◆ Records to use
-=-=-=-=-
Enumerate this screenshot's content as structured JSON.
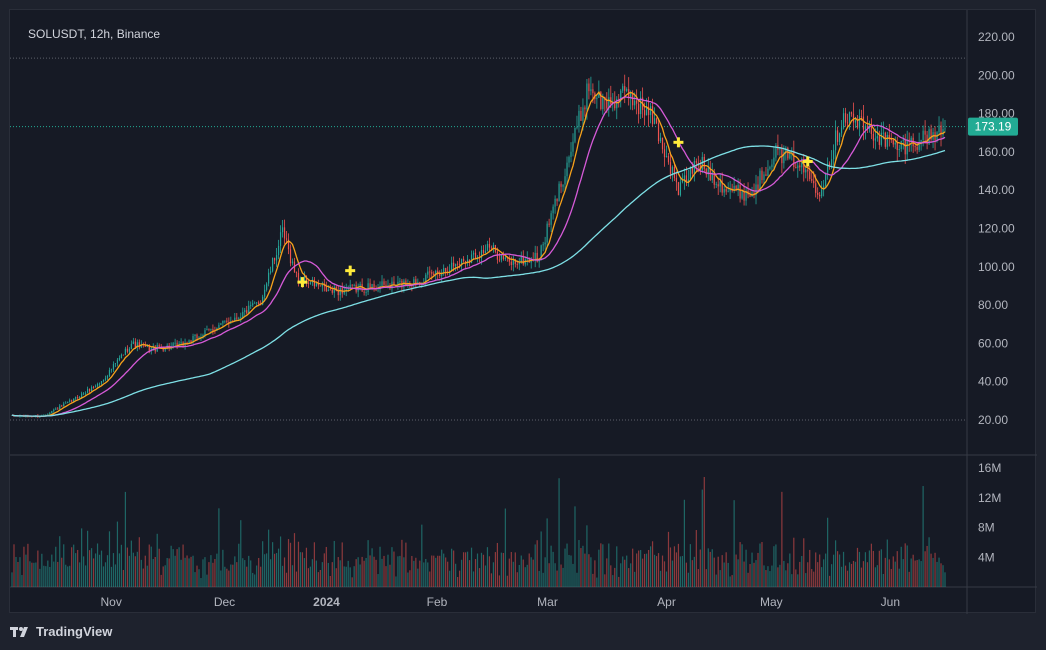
{
  "header": {
    "symbol_title": "SOLUSDT, 12h, Binance"
  },
  "brand": {
    "name": "TradingView",
    "icon": "tradingview-logo-icon"
  },
  "colors": {
    "background": "#161a25",
    "up": "#26a69a",
    "down": "#ef5350",
    "ma_orange": "#f7a21b",
    "ma_magenta": "#d65ad8",
    "ma_cyan": "#7ee0e6",
    "cross_marker": "#ffeb3b",
    "price_badge": "#22ab94"
  },
  "chart_data": {
    "type": "candlestick",
    "price_axis": {
      "ticks": [
        "220.00",
        "200.00",
        "180.00",
        "160.00",
        "140.00",
        "120.00",
        "100.00",
        "80.00",
        "60.00",
        "40.00",
        "20.00"
      ],
      "range": [
        10,
        228
      ]
    },
    "volume_axis": {
      "ticks": [
        "16M",
        "12M",
        "8M",
        "4M"
      ],
      "range": [
        0,
        16
      ]
    },
    "time_axis": {
      "labels": [
        "Nov",
        "Dec",
        "2024",
        "Feb",
        "Mar",
        "Apr",
        "May",
        "Jun"
      ]
    },
    "last_price": {
      "value": 173.19,
      "label": "173.19"
    },
    "reference_levels": [
      209,
      20
    ],
    "price_path_anchors": [
      [
        0,
        22
      ],
      [
        15,
        22
      ],
      [
        30,
        30
      ],
      [
        45,
        40
      ],
      [
        60,
        60
      ],
      [
        70,
        57
      ],
      [
        85,
        59
      ],
      [
        100,
        67
      ],
      [
        115,
        75
      ],
      [
        125,
        82
      ],
      [
        136,
        118
      ],
      [
        143,
        95
      ],
      [
        160,
        87
      ],
      [
        175,
        89
      ],
      [
        190,
        90
      ],
      [
        205,
        93
      ],
      [
        220,
        100
      ],
      [
        240,
        110
      ],
      [
        250,
        102
      ],
      [
        265,
        105
      ],
      [
        282,
        165
      ],
      [
        290,
        195
      ],
      [
        297,
        185
      ],
      [
        310,
        190
      ],
      [
        322,
        178
      ],
      [
        335,
        140
      ],
      [
        345,
        155
      ],
      [
        360,
        140
      ],
      [
        372,
        138
      ],
      [
        383,
        160
      ],
      [
        395,
        155
      ],
      [
        406,
        140
      ],
      [
        418,
        180
      ],
      [
        430,
        172
      ],
      [
        445,
        162
      ],
      [
        460,
        168
      ],
      [
        470,
        172
      ]
    ],
    "cross_markers": [
      {
        "i": 146,
        "price": 92
      },
      {
        "i": 170,
        "price": 98
      },
      {
        "i": 335,
        "price": 165
      },
      {
        "i": 400,
        "price": 155
      }
    ],
    "moving_averages": [
      {
        "name": "ma-orange",
        "color_key": "ma_orange",
        "period": 7
      },
      {
        "name": "ma-magenta",
        "color_key": "ma_magenta",
        "period": 20
      },
      {
        "name": "ma-cyan",
        "color_key": "ma_cyan",
        "period": 100
      }
    ],
    "candle_count": 470
  }
}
-=-=-=-=-
Write out again every line above exactly as given; the pictures do not belong in the copy.

◆ Exercise solution
Enumerate this screenshot's content as structured JSON.
{
  "header": {
    "symbol_title": "SOLUSDT, 12h, Binance"
  },
  "brand": {
    "name": "TradingView",
    "icon": "tradingview-logo-icon"
  },
  "colors": {
    "background": "#161a25",
    "up": "#26a69a",
    "down": "#ef5350",
    "ma_orange": "#f7a21b",
    "ma_magenta": "#d65ad8",
    "ma_cyan": "#7ee0e6",
    "cross_marker": "#ffeb3b",
    "price_badge": "#22ab94"
  },
  "chart_data": {
    "type": "candlestick",
    "price_axis": {
      "ticks": [
        "220.00",
        "200.00",
        "180.00",
        "160.00",
        "140.00",
        "120.00",
        "100.00",
        "80.00",
        "60.00",
        "40.00",
        "20.00"
      ],
      "range": [
        10,
        228
      ]
    },
    "volume_axis": {
      "ticks": [
        "16M",
        "12M",
        "8M",
        "4M"
      ],
      "range": [
        0,
        16
      ]
    },
    "time_axis": {
      "labels": [
        "Nov",
        "Dec",
        "2024",
        "Feb",
        "Mar",
        "Apr",
        "May",
        "Jun"
      ]
    },
    "last_price": {
      "value": 173.19,
      "label": "173.19"
    },
    "reference_levels": [
      209,
      20
    ],
    "price_path_anchors": [
      [
        0,
        22
      ],
      [
        15,
        22
      ],
      [
        30,
        30
      ],
      [
        45,
        40
      ],
      [
        60,
        60
      ],
      [
        70,
        57
      ],
      [
        85,
        59
      ],
      [
        100,
        67
      ],
      [
        115,
        75
      ],
      [
        125,
        82
      ],
      [
        136,
        118
      ],
      [
        143,
        95
      ],
      [
        160,
        87
      ],
      [
        175,
        89
      ],
      [
        190,
        90
      ],
      [
        205,
        93
      ],
      [
        220,
        100
      ],
      [
        240,
        110
      ],
      [
        250,
        102
      ],
      [
        265,
        105
      ],
      [
        282,
        165
      ],
      [
        290,
        195
      ],
      [
        297,
        185
      ],
      [
        310,
        190
      ],
      [
        322,
        178
      ],
      [
        335,
        140
      ],
      [
        345,
        155
      ],
      [
        360,
        140
      ],
      [
        372,
        138
      ],
      [
        383,
        160
      ],
      [
        395,
        155
      ],
      [
        406,
        140
      ],
      [
        418,
        180
      ],
      [
        430,
        172
      ],
      [
        445,
        162
      ],
      [
        460,
        168
      ],
      [
        470,
        172
      ]
    ],
    "cross_markers": [
      {
        "i": 146,
        "price": 92
      },
      {
        "i": 170,
        "price": 98
      },
      {
        "i": 335,
        "price": 165
      },
      {
        "i": 400,
        "price": 155
      }
    ],
    "moving_averages": [
      {
        "name": "ma-orange",
        "color_key": "ma_orange",
        "period": 7
      },
      {
        "name": "ma-magenta",
        "color_key": "ma_magenta",
        "period": 20
      },
      {
        "name": "ma-cyan",
        "color_key": "ma_cyan",
        "period": 100
      }
    ],
    "candle_count": 470
  }
}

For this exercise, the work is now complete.